>> START Data entries

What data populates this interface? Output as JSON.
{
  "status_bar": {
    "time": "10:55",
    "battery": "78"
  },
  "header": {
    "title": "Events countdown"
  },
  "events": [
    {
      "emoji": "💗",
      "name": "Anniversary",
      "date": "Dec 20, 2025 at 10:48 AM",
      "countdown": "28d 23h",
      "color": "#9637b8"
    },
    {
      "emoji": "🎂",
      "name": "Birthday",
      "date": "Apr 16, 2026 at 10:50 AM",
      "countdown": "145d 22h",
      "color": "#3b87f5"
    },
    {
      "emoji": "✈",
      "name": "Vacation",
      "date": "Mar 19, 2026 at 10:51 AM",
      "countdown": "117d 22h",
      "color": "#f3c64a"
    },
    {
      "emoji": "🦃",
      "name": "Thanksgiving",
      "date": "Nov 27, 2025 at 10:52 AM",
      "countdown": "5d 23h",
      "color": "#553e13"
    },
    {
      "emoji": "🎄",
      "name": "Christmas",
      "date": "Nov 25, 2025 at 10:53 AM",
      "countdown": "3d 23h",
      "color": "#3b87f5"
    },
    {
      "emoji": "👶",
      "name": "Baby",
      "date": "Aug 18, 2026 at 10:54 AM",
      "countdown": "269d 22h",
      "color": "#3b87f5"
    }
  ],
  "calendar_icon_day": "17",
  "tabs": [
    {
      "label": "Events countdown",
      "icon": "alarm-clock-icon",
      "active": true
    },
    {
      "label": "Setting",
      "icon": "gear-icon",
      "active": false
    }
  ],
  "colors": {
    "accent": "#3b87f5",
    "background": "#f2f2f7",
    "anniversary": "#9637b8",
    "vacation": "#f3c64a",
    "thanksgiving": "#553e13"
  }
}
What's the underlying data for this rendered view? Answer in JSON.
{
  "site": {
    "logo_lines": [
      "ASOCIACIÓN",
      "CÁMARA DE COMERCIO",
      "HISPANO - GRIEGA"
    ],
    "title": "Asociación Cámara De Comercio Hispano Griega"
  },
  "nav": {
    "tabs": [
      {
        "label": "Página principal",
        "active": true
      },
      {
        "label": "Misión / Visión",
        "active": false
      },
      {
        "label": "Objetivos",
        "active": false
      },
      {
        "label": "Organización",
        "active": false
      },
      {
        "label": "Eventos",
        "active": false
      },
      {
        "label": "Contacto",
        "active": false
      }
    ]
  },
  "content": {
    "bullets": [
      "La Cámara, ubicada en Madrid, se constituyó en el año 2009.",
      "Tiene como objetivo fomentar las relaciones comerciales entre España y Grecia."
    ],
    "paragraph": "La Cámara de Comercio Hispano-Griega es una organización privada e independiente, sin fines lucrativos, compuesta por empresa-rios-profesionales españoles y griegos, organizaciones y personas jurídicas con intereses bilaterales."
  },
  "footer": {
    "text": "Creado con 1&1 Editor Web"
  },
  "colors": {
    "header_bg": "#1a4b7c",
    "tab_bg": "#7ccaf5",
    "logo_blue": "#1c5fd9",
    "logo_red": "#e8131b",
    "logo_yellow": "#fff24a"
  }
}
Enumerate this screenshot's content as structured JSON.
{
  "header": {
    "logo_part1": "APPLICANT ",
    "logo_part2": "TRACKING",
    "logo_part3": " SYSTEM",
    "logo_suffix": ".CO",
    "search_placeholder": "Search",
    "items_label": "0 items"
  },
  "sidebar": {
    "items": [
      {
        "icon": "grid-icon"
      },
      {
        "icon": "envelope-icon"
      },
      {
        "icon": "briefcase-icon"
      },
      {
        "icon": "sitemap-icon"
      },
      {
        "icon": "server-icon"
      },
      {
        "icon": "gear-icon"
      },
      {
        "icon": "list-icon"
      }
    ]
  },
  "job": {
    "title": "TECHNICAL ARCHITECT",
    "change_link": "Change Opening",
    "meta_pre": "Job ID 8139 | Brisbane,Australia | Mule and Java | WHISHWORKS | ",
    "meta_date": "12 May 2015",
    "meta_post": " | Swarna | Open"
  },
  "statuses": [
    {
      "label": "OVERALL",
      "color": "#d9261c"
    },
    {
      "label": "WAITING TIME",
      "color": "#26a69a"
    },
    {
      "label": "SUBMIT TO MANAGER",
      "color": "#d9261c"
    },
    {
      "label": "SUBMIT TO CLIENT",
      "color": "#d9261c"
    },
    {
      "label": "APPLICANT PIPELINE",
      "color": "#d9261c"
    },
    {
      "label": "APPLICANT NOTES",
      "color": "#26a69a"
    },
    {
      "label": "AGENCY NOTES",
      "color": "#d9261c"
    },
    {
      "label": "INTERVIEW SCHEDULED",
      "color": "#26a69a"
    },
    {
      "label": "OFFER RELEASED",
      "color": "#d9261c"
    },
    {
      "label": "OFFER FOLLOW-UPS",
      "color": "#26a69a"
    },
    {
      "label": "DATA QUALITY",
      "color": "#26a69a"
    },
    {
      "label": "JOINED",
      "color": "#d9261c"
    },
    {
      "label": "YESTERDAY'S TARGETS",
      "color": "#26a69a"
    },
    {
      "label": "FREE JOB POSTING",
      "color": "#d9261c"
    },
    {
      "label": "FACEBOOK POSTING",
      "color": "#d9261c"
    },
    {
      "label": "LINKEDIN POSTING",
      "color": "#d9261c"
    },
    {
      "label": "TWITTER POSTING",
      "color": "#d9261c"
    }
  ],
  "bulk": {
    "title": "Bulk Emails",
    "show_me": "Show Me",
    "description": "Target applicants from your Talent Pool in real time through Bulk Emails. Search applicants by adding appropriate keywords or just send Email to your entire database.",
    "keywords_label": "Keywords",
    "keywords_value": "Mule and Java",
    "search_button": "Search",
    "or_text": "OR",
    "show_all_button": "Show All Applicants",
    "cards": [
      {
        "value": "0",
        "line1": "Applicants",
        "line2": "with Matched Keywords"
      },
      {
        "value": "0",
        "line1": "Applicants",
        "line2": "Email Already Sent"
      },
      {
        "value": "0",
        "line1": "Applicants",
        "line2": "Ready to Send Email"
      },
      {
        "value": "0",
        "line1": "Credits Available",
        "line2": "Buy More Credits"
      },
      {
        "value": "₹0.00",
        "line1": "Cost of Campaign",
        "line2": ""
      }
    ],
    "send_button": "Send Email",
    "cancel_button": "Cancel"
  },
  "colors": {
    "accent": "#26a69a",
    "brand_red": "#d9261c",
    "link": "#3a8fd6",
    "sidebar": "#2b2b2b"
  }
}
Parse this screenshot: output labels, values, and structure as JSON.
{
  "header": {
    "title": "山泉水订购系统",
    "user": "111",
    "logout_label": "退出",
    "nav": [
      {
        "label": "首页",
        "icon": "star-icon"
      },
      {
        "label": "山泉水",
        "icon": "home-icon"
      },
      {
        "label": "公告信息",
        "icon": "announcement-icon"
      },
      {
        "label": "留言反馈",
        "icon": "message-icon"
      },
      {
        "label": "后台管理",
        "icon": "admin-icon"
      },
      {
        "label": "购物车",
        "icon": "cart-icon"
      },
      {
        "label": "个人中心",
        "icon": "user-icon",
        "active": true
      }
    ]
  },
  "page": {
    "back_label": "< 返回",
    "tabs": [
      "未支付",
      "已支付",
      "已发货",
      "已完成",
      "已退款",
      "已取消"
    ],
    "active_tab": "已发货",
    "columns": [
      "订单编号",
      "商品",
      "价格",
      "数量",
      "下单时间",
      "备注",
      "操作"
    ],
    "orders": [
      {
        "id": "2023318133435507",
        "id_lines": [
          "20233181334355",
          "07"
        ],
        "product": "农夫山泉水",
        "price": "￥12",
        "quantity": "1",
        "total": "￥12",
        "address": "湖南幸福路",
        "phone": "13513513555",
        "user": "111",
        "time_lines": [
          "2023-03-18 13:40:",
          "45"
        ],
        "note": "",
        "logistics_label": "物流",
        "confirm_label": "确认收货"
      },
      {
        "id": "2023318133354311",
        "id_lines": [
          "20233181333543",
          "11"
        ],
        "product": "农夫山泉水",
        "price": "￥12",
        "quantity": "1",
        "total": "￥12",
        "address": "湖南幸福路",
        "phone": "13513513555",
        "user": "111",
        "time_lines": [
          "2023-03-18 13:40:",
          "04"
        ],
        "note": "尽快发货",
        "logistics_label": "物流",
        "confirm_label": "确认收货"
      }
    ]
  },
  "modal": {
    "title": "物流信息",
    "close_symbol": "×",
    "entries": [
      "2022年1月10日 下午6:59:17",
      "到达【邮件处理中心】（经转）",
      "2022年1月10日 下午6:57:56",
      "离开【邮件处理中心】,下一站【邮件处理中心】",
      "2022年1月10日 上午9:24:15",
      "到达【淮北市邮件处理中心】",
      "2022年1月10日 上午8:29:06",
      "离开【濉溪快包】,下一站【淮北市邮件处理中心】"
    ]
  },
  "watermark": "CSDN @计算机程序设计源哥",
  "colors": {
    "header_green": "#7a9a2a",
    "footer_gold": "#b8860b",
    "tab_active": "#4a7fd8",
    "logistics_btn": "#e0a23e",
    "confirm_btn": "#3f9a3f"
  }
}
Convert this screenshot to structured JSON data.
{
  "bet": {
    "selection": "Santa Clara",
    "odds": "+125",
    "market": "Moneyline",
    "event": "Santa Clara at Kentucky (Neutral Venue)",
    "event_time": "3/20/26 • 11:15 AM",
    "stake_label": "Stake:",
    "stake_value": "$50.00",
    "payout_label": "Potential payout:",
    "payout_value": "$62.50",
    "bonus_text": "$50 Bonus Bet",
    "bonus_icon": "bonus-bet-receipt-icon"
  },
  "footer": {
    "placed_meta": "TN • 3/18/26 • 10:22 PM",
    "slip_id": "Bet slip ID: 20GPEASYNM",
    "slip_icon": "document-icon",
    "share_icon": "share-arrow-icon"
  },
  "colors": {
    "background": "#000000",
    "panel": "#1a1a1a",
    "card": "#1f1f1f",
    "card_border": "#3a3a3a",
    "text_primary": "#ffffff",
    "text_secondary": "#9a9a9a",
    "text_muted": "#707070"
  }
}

>> END Data entries

§ **Exercise**: Show all lines from the listing above in which "user" appears.

§ **Worked answer**:
    "user": "111",
        "icon": "user-icon",
        "user": "111",
        "user": "111",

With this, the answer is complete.